## DIRECTIVE
Write out the records below once more, exactly as they stand.

— start DATA PROVIDED —

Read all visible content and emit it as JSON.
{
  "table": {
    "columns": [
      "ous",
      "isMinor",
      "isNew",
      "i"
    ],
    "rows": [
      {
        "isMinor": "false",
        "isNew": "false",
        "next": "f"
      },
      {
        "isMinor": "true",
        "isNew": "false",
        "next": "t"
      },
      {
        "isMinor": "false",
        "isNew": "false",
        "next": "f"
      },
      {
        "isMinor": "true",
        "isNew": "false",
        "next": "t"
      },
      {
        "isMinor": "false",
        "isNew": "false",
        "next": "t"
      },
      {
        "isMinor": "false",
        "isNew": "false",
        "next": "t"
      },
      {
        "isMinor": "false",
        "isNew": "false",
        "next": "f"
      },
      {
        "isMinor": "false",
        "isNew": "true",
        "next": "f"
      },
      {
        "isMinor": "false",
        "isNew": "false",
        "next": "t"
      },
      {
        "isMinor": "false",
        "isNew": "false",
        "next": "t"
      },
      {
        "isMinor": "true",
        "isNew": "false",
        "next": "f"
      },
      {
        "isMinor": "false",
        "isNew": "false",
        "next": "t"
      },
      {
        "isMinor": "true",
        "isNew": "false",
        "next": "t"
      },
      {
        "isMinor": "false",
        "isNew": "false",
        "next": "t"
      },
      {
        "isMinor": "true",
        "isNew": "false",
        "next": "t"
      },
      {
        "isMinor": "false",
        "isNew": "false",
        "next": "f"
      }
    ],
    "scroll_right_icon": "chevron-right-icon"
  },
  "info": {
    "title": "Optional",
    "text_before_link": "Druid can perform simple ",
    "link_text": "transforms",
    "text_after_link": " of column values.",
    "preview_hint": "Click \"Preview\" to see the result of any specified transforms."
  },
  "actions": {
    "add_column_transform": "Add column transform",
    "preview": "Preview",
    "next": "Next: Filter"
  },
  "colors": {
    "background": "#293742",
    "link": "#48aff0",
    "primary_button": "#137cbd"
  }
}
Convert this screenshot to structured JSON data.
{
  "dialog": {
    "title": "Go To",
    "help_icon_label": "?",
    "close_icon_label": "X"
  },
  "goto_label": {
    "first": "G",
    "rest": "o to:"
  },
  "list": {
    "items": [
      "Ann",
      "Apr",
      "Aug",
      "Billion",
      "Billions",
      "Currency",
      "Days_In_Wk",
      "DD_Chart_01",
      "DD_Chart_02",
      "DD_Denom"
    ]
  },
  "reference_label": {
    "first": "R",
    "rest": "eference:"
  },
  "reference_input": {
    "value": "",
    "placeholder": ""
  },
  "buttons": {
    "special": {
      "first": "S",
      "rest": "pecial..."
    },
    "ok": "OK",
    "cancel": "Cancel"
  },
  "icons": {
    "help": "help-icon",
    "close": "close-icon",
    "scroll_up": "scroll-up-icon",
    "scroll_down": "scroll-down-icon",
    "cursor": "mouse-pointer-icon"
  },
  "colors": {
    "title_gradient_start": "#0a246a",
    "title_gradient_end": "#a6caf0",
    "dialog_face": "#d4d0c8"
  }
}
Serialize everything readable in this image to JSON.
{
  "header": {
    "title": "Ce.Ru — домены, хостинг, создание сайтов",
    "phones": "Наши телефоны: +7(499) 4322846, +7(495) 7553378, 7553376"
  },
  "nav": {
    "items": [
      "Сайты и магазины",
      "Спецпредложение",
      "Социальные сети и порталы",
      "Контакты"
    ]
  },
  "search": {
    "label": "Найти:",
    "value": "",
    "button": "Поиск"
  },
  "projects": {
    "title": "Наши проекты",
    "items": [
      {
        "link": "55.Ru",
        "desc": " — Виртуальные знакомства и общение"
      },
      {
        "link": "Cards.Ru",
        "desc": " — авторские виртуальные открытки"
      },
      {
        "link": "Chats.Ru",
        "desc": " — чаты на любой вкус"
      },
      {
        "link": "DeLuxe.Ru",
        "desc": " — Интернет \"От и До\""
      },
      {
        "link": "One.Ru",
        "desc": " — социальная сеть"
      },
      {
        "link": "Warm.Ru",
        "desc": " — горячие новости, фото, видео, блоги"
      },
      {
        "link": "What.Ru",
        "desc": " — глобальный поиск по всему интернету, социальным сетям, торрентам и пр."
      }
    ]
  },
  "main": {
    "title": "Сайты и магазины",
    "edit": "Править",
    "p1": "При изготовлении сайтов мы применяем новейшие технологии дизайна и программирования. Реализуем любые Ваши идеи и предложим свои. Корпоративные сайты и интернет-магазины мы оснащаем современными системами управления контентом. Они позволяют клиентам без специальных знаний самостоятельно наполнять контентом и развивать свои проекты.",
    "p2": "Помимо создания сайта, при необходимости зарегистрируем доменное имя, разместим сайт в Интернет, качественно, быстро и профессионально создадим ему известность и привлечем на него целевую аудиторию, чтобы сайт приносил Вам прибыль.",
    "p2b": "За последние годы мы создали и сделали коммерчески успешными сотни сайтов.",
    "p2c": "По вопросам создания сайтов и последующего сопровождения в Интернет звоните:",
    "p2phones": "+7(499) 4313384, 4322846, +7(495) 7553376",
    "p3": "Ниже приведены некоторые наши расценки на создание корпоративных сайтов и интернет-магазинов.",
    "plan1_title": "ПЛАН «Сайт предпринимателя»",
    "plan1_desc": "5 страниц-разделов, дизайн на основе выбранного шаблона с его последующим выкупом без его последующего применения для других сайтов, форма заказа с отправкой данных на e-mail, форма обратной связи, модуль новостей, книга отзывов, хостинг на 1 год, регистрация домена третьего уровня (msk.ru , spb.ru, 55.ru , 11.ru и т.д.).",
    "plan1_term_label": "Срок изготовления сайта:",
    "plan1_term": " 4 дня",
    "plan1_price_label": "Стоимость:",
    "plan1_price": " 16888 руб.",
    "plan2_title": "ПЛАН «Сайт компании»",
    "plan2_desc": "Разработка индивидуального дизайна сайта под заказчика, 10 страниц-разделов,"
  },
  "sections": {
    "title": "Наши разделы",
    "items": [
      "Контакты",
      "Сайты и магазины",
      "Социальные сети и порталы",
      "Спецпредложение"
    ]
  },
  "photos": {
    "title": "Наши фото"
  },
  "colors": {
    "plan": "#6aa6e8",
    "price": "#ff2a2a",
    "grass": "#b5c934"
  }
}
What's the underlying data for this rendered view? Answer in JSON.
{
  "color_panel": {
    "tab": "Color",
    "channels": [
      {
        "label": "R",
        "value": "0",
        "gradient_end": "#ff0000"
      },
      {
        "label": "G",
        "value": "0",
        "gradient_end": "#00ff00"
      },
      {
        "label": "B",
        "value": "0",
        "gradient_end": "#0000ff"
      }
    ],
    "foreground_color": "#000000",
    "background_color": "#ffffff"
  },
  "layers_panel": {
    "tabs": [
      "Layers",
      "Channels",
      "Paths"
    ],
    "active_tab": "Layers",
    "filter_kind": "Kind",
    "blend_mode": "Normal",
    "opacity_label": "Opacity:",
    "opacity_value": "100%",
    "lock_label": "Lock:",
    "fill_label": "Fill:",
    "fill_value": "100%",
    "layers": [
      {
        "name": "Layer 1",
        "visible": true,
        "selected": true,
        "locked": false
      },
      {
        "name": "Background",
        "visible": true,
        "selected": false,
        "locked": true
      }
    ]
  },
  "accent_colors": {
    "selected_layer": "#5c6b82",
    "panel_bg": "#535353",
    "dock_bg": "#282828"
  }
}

— end DATA PROVIDED —

## OUTPUT
Read all visible content and emit it as JSON.
{
  "table": {
    "columns": [
      "ous",
      "isMinor",
      "isNew",
      "i"
    ],
    "rows": [
      {
        "isMinor": "false",
        "isNew": "false",
        "next": "f"
      },
      {
        "isMinor": "true",
        "isNew": "false",
        "next": "t"
      },
      {
        "isMinor": "false",
        "isNew": "false",
        "next": "f"
      },
      {
        "isMinor": "true",
        "isNew": "false",
        "next": "t"
      },
      {
        "isMinor": "false",
        "isNew": "false",
        "next": "t"
      },
      {
        "isMinor": "false",
        "isNew": "false",
        "next": "t"
      },
      {
        "isMinor": "false",
        "isNew": "false",
        "next": "f"
      },
      {
        "isMinor": "false",
        "isNew": "true",
        "next": "f"
      },
      {
        "isMinor": "false",
        "isNew": "false",
        "next": "t"
      },
      {
        "isMinor": "false",
        "isNew": "false",
        "next": "t"
      },
      {
        "isMinor": "true",
        "isNew": "false",
        "next": "f"
      },
      {
        "isMinor": "false",
        "isNew": "false",
        "next": "t"
      },
      {
        "isMinor": "true",
        "isNew": "false",
        "next": "t"
      },
      {
        "isMinor": "false",
        "isNew": "false",
        "next": "t"
      },
      {
        "isMinor": "true",
        "isNew": "false",
        "next": "t"
      },
      {
        "isMinor": "false",
        "isNew": "false",
        "next": "f"
      }
    ],
    "scroll_right_icon": "chevron-right-icon"
  },
  "info": {
    "title": "Optional",
    "text_before_link": "Druid can perform simple ",
    "link_text": "transforms",
    "text_after_link": " of column values.",
    "preview_hint": "Click \"Preview\" to see the result of any specified transforms."
  },
  "actions": {
    "add_column_transform": "Add column transform",
    "preview": "Preview",
    "next": "Next: Filter"
  },
  "colors": {
    "background": "#293742",
    "link": "#48aff0",
    "primary_button": "#137cbd"
  }
}
Convert this screenshot to structured JSON data.
{
  "dialog": {
    "title": "Go To",
    "help_icon_label": "?",
    "close_icon_label": "X"
  },
  "goto_label": {
    "first": "G",
    "rest": "o to:"
  },
  "list": {
    "items": [
      "Ann",
      "Apr",
      "Aug",
      "Billion",
      "Billions",
      "Currency",
      "Days_In_Wk",
      "DD_Chart_01",
      "DD_Chart_02",
      "DD_Denom"
    ]
  },
  "reference_label": {
    "first": "R",
    "rest": "eference:"
  },
  "reference_input": {
    "value": "",
    "placeholder": ""
  },
  "buttons": {
    "special": {
      "first": "S",
      "rest": "pecial..."
    },
    "ok": "OK",
    "cancel": "Cancel"
  },
  "icons": {
    "help": "help-icon",
    "close": "close-icon",
    "scroll_up": "scroll-up-icon",
    "scroll_down": "scroll-down-icon",
    "cursor": "mouse-pointer-icon"
  },
  "colors": {
    "title_gradient_start": "#0a246a",
    "title_gradient_end": "#a6caf0",
    "dialog_face": "#d4d0c8"
  }
}
Serialize everything readable in this image to JSON.
{
  "header": {
    "title": "Ce.Ru — домены, хостинг, создание сайтов",
    "phones": "Наши телефоны: +7(499) 4322846, +7(495) 7553378, 7553376"
  },
  "nav": {
    "items": [
      "Сайты и магазины",
      "Спецпредложение",
      "Социальные сети и порталы",
      "Контакты"
    ]
  },
  "search": {
    "label": "Найти:",
    "value": "",
    "button": "Поиск"
  },
  "projects": {
    "title": "Наши проекты",
    "items": [
      {
        "link": "55.Ru",
        "desc": " — Виртуальные знакомства и общение"
      },
      {
        "link": "Cards.Ru",
        "desc": " — авторские виртуальные открытки"
      },
      {
        "link": "Chats.Ru",
        "desc": " — чаты на любой вкус"
      },
      {
        "link": "DeLuxe.Ru",
        "desc": " — Интернет \"От и До\""
      },
      {
        "link": "One.Ru",
        "desc": " — социальная сеть"
      },
      {
        "link": "Warm.Ru",
        "desc": " — горячие новости, фото, видео, блоги"
      },
      {
        "link": "What.Ru",
        "desc": " — глобальный поиск по всему интернету, социальным сетям, торрентам и пр."
      }
    ]
  },
  "main": {
    "title": "Сайты и магазины",
    "edit": "Править",
    "p1": "При изготовлении сайтов мы применяем новейшие технологии дизайна и программирования. Реализуем любые Ваши идеи и предложим свои. Корпоративные сайты и интернет-магазины мы оснащаем современными системами управления контентом. Они позволяют клиентам без специальных знаний самостоятельно наполнять контентом и развивать свои проекты.",
    "p2": "Помимо создания сайта, при необходимости зарегистрируем доменное имя, разместим сайт в Интернет, качественно, быстро и профессионально создадим ему известность и привлечем на него целевую аудиторию, чтобы сайт приносил Вам прибыль.",
    "p2b": "За последние годы мы создали и сделали коммерчески успешными сотни сайтов.",
    "p2c": "По вопросам создания сайтов и последующего сопровождения в Интернет звоните:",
    "p2phones": "+7(499) 4313384, 4322846, +7(495) 7553376",
    "p3": "Ниже приведены некоторые наши расценки на создание корпоративных сайтов и интернет-магазинов.",
    "plan1_title": "ПЛАН «Сайт предпринимателя»",
    "plan1_desc": "5 страниц-разделов, дизайн на основе выбранного шаблона с его последующим выкупом без его последующего применения для других сайтов, форма заказа с отправкой данных на e-mail, форма обратной связи, модуль новостей, книга отзывов, хостинг на 1 год, регистрация домена третьего уровня (msk.ru , spb.ru, 55.ru , 11.ru и т.д.).",
    "plan1_term_label": "Срок изготовления сайта:",
    "plan1_term": " 4 дня",
    "plan1_price_label": "Стоимость:",
    "plan1_price": " 16888 руб.",
    "plan2_title": "ПЛАН «Сайт компании»",
    "plan2_desc": "Разработка индивидуального дизайна сайта под заказчика, 10 страниц-разделов,"
  },
  "sections": {
    "title": "Наши разделы",
    "items": [
      "Контакты",
      "Сайты и магазины",
      "Социальные сети и порталы",
      "Спецпредложение"
    ]
  },
  "photos": {
    "title": "Наши фото"
  },
  "colors": {
    "plan": "#6aa6e8",
    "price": "#ff2a2a",
    "grass": "#b5c934"
  }
}
What's the underlying data for this rendered view? Answer in JSON.
{
  "color_panel": {
    "tab": "Color",
    "channels": [
      {
        "label": "R",
        "value": "0",
        "gradient_end": "#ff0000"
      },
      {
        "label": "G",
        "value": "0",
        "gradient_end": "#00ff00"
      },
      {
        "label": "B",
        "value": "0",
        "gradient_end": "#0000ff"
      }
    ],
    "foreground_color": "#000000",
    "background_color": "#ffffff"
  },
  "layers_panel": {
    "tabs": [
      "Layers",
      "Channels",
      "Paths"
    ],
    "active_tab": "Layers",
    "filter_kind": "Kind",
    "blend_mode": "Normal",
    "opacity_label": "Opacity:",
    "opacity_value": "100%",
    "lock_label": "Lock:",
    "fill_label": "Fill:",
    "fill_value": "100%",
    "layers": [
      {
        "name": "Layer 1",
        "visible": true,
        "selected": true,
        "locked": false
      },
      {
        "name": "Background",
        "visible": true,
        "selected": false,
        "locked": true
      }
    ]
  },
  "accent_colors": {
    "selected_layer": "#5c6b82",
    "panel_bg": "#535353",
    "dock_bg": "#282828"
  }
}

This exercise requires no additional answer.